◆ Items from a dataset

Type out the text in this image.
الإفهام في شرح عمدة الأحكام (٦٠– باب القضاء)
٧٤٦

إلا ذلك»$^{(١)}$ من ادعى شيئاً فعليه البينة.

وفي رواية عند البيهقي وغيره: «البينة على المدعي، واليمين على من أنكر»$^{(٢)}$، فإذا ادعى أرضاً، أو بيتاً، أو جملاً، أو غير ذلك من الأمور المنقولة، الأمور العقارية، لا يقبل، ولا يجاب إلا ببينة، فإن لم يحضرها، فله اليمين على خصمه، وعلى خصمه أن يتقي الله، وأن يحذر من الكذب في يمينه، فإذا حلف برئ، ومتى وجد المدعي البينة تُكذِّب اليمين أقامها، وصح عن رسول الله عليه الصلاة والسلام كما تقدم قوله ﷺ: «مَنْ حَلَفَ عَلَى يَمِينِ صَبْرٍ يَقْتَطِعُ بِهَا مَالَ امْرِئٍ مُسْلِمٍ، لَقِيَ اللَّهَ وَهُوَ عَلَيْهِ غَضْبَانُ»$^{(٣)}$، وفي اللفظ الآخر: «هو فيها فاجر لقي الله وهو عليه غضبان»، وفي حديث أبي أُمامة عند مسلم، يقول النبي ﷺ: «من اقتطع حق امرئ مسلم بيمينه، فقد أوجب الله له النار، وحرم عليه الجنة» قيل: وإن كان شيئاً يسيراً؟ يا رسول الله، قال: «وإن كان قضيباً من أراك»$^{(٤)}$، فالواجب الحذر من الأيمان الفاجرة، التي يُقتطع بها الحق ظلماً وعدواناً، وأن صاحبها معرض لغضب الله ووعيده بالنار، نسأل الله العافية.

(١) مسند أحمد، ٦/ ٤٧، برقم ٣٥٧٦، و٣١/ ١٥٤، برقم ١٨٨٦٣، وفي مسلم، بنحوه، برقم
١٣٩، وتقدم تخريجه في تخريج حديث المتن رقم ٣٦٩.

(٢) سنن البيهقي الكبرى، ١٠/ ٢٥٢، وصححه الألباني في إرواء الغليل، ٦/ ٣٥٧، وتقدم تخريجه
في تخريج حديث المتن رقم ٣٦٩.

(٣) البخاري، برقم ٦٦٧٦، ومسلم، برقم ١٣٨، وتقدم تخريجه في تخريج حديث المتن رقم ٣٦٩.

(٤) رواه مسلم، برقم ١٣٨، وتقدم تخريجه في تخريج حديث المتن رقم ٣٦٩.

◆ Task prompt
Copy out the whole listing exactly.

◆ Answer below
Type out the text in this image.
الإفهام في شرح عمدة الأحكام (٦٠– باب القضاء)
٧٤٦

إلا ذلك»$^{(١)}$ من ادعى شيئاً فعليه البينة.

وفي رواية عند البيهقي وغيره: «البينة على المدعي، واليمين على من أنكر»$^{(٢)}$، فإذا ادعى أرضاً، أو بيتاً، أو جملاً، أو غير ذلك من الأمور المنقولة، الأمور العقارية، لا يقبل، ولا يجاب إلا ببينة، فإن لم يحضرها، فله اليمين على خصمه، وعلى خصمه أن يتقي الله، وأن يحذر من الكذب في يمينه، فإذا حلف برئ، ومتى وجد المدعي البينة تُكذِّب اليمين أقامها، وصح عن رسول الله عليه الصلاة والسلام كما تقدم قوله ﷺ: «مَنْ حَلَفَ عَلَى يَمِينِ صَبْرٍ يَقْتَطِعُ بِهَا مَالَ امْرِئٍ مُسْلِمٍ، لَقِيَ اللَّهَ وَهُوَ عَلَيْهِ غَضْبَانُ»$^{(٣)}$، وفي اللفظ الآخر: «هو فيها فاجر لقي الله وهو عليه غضبان»، وفي حديث أبي أُمامة عند مسلم، يقول النبي ﷺ: «من اقتطع حق امرئ مسلم بيمينه، فقد أوجب الله له النار، وحرم عليه الجنة» قيل: وإن كان شيئاً يسيراً؟ يا رسول الله، قال: «وإن كان قضيباً من أراك»$^{(٤)}$، فالواجب الحذر من الأيمان الفاجرة، التي يُقتطع بها الحق ظلماً وعدواناً، وأن صاحبها معرض لغضب الله ووعيده بالنار، نسأل الله العافية.

(١) مسند أحمد، ٦/ ٤٧، برقم ٣٥٧٦، و٣١/ ١٥٤، برقم ١٨٨٦٣، وفي مسلم، بنحوه، برقم
١٣٩، وتقدم تخريجه في تخريج حديث المتن رقم ٣٦٩.

(٢) سنن البيهقي الكبرى، ١٠/ ٢٥٢، وصححه الألباني في إرواء الغليل، ٦/ ٣٥٧، وتقدم تخريجه
في تخريج حديث المتن رقم ٣٦٩.

(٣) البخاري، برقم ٦٦٧٦، ومسلم، برقم ١٣٨، وتقدم تخريجه في تخريج حديث المتن رقم ٣٦٩.

(٤) رواه مسلم، برقم ١٣٨، وتقدم تخريجه في تخريج حديث المتن رقم ٣٦٩.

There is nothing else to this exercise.